EXERCISE PROMPT :: Tally the lines holding the word "Counts" and state the count by itself.

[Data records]
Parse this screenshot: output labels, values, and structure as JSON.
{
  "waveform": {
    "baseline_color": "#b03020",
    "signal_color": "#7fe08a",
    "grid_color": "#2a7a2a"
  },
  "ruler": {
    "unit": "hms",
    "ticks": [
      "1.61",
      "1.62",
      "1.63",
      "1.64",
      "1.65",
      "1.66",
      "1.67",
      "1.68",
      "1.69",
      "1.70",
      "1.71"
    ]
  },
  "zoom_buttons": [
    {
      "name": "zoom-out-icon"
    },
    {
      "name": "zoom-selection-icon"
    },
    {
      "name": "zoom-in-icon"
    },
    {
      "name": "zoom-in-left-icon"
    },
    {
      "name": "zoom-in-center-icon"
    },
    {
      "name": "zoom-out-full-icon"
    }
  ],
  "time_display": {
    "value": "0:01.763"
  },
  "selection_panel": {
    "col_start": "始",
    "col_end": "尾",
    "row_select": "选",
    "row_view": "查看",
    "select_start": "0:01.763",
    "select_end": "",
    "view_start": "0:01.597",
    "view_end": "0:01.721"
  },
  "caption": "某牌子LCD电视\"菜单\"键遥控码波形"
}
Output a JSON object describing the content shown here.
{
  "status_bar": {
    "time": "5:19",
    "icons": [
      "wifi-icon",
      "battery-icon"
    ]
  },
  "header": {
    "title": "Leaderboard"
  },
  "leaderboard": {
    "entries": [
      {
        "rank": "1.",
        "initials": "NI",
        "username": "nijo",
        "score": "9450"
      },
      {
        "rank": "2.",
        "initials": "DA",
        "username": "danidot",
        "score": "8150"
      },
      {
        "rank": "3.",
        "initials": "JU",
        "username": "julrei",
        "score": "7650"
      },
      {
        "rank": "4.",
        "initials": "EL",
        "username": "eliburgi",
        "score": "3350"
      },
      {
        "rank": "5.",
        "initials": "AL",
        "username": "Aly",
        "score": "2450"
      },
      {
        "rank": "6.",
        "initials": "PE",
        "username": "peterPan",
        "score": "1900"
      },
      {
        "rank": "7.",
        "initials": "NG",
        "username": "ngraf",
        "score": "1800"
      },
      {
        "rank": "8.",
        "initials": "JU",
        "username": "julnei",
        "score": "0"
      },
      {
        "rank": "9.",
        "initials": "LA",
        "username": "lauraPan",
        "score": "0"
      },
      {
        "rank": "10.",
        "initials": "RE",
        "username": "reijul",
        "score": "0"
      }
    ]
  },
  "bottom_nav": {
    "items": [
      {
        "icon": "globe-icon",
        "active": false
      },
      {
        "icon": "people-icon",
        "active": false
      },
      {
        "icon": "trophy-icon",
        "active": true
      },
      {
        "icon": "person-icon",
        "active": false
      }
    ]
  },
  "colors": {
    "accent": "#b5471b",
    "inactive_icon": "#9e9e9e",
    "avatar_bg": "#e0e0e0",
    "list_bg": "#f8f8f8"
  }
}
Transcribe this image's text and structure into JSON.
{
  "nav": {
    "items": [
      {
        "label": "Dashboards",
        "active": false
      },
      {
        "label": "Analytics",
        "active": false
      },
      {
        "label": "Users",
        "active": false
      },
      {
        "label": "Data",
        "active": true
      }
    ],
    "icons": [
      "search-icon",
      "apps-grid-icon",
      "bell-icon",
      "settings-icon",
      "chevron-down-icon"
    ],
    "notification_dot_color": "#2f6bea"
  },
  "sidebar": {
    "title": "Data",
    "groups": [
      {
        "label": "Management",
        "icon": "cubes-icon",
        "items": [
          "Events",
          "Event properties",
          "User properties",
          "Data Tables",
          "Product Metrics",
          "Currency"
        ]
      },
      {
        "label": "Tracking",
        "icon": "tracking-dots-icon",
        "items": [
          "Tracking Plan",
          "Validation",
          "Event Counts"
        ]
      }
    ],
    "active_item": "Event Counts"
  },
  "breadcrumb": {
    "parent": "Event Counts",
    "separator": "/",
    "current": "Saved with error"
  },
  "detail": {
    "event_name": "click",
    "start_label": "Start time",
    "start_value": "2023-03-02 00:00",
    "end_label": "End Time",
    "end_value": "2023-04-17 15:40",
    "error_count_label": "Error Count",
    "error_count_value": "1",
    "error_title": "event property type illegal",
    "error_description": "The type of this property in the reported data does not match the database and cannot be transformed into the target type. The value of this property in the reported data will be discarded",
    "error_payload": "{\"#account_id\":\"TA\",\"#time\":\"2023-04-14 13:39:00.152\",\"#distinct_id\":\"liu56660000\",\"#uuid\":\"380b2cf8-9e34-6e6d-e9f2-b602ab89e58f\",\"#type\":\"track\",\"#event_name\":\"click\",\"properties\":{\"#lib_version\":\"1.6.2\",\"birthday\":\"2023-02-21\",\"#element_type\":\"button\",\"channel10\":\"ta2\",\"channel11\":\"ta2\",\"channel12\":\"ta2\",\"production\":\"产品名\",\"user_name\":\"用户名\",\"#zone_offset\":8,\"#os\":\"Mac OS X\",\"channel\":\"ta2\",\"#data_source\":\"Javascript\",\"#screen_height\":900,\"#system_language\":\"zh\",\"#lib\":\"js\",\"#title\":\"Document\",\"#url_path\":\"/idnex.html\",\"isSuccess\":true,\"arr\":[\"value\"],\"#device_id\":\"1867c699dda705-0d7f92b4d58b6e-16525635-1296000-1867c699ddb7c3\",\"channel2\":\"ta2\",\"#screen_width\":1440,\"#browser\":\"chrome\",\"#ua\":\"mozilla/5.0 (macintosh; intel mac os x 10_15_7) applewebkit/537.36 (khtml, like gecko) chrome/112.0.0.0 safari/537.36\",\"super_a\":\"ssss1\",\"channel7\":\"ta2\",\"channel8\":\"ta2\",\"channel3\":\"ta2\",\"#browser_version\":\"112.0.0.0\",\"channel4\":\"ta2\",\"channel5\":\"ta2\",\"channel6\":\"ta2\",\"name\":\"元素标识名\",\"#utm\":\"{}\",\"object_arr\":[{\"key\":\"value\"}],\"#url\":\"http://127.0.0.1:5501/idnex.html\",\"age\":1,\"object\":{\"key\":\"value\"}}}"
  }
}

COMPLETE RESPONSE :: 3